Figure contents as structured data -
--

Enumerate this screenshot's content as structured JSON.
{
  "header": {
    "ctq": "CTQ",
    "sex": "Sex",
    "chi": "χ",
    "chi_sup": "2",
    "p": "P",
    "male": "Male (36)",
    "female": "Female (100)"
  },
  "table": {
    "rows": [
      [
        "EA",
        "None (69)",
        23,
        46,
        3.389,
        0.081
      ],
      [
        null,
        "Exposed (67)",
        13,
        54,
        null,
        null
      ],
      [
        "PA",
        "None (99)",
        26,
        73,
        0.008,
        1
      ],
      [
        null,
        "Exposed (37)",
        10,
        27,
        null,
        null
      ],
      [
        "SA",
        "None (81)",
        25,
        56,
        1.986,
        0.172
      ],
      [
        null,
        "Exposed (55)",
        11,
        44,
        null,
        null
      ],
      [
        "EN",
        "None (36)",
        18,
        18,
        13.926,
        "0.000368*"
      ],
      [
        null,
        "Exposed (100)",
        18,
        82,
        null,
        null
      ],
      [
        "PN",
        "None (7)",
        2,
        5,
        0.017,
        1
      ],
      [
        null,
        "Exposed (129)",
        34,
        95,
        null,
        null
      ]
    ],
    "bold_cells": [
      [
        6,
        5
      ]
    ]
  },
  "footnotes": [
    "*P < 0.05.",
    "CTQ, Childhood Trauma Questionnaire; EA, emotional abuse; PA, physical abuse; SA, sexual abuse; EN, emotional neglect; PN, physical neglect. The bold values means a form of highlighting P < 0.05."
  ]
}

--

Objective -
Extract all lines as given.

Full answer -
Enumerate this screenshot's content as structured JSON.
{
  "header": {
    "ctq": "CTQ",
    "sex": "Sex",
    "chi": "χ",
    "chi_sup": "2",
    "p": "P",
    "male": "Male (36)",
    "female": "Female (100)"
  },
  "table": {
    "rows": [
      [
        "EA",
        "None (69)",
        23,
        46,
        3.389,
        0.081
      ],
      [
        null,
        "Exposed (67)",
        13,
        54,
        null,
        null
      ],
      [
        "PA",
        "None (99)",
        26,
        73,
        0.008,
        1
      ],
      [
        null,
        "Exposed (37)",
        10,
        27,
        null,
        null
      ],
      [
        "SA",
        "None (81)",
        25,
        56,
        1.986,
        0.172
      ],
      [
        null,
        "Exposed (55)",
        11,
        44,
        null,
        null
      ],
      [
        "EN",
        "None (36)",
        18,
        18,
        13.926,
        "0.000368*"
      ],
      [
        null,
        "Exposed (100)",
        18,
        82,
        null,
        null
      ],
      [
        "PN",
        "None (7)",
        2,
        5,
        0.017,
        1
      ],
      [
        null,
        "Exposed (129)",
        34,
        95,
        null,
        null
      ]
    ],
    "bold_cells": [
      [
        6,
        5
      ]
    ]
  },
  "footnotes": [
    "*P < 0.05.",
    "CTQ, Childhood Trauma Questionnaire; EA, emotional abuse; PA, physical abuse; SA, sexual abuse; EN, emotional neglect; PN, physical neglect. The bold values means a form of highlighting P < 0.05."
  ]
}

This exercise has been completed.